The problem: List every line below containing "JSON".

Provided records:
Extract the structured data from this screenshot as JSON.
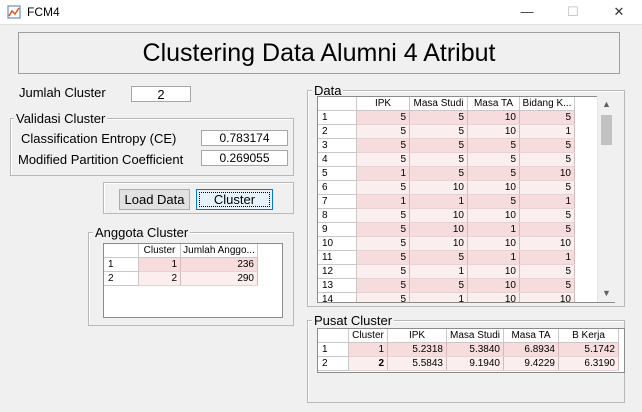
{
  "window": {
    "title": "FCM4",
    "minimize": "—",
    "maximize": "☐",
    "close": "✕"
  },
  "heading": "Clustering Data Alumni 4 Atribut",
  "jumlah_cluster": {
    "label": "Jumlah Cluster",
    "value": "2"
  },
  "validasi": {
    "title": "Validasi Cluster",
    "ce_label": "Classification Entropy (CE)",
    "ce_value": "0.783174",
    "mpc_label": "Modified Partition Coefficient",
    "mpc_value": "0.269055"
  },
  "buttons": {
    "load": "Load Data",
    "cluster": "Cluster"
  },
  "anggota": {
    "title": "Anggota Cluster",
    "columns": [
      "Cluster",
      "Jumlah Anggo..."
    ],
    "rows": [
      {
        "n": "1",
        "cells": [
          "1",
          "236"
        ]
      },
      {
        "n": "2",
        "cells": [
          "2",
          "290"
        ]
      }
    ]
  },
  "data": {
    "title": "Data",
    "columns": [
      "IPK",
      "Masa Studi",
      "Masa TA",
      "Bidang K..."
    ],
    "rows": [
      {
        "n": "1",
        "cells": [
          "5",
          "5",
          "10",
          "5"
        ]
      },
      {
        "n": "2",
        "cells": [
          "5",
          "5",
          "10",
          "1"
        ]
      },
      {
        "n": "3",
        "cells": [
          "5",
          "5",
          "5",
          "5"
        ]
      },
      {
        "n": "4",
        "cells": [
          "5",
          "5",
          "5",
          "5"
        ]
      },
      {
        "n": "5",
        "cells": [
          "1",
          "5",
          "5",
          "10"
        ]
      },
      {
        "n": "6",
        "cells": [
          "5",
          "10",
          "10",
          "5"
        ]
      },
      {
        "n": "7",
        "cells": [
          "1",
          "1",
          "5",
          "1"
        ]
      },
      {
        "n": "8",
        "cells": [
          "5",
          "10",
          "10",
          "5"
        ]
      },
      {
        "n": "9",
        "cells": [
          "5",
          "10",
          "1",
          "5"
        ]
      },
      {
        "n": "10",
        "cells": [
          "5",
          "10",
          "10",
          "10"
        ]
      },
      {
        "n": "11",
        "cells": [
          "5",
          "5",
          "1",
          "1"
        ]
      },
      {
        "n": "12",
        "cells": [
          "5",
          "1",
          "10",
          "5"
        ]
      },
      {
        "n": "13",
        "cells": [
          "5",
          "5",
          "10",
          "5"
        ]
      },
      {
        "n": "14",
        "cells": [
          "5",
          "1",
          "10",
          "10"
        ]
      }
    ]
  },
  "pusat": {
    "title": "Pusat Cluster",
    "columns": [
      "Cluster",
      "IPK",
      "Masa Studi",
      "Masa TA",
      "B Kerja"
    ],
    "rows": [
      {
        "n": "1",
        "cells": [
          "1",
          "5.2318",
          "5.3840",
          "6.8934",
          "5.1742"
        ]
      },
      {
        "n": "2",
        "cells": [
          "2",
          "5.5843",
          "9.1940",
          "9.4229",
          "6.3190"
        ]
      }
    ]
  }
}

--

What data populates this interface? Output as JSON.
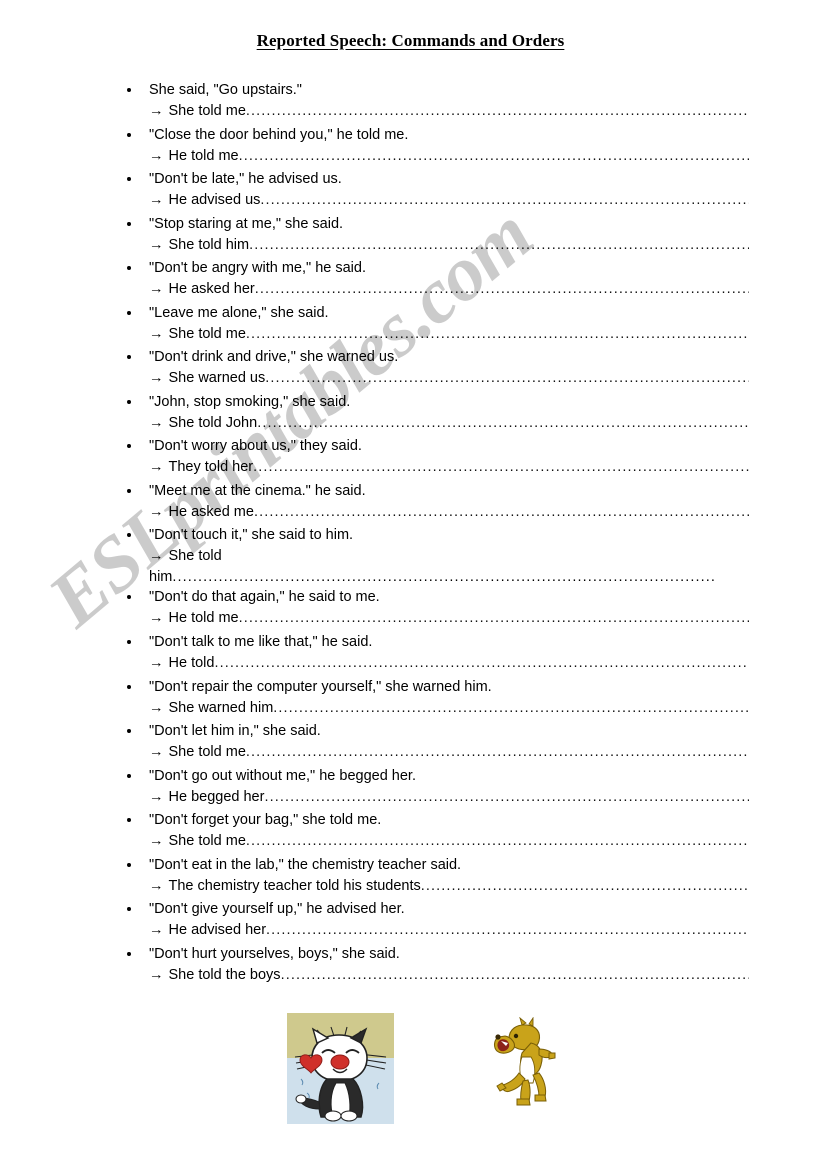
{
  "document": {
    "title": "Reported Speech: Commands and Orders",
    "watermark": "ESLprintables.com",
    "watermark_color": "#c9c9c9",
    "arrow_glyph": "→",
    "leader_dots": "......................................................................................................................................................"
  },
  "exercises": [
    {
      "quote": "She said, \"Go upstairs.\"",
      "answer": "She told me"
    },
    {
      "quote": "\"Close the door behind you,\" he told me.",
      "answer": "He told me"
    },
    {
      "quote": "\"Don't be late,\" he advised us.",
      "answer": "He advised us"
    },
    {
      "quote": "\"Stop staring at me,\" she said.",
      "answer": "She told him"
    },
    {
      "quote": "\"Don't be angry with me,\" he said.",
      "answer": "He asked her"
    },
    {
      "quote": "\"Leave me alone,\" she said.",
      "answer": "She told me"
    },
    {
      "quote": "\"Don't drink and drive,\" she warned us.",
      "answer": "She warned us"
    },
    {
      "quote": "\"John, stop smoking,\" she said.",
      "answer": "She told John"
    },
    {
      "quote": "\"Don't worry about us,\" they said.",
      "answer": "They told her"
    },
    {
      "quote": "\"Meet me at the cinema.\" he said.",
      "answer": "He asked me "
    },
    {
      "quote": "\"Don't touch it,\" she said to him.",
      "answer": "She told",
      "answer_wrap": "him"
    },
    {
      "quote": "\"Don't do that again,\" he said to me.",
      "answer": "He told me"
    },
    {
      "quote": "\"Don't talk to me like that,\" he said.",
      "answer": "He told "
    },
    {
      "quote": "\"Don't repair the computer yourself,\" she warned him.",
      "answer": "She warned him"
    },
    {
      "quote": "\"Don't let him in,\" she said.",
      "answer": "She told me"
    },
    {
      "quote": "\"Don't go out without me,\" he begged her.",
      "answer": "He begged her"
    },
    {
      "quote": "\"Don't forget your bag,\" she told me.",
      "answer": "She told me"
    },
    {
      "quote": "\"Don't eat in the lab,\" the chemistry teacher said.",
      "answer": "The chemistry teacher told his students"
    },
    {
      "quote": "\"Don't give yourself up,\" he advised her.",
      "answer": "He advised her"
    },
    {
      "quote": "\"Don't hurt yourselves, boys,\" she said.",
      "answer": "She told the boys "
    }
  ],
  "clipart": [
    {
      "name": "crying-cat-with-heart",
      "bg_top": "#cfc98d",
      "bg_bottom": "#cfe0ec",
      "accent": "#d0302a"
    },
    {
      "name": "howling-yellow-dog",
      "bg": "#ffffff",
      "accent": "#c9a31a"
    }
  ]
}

Problem solution:
Extract the structured data from this screenshot as JSON.
What data populates this interface? Output as JSON.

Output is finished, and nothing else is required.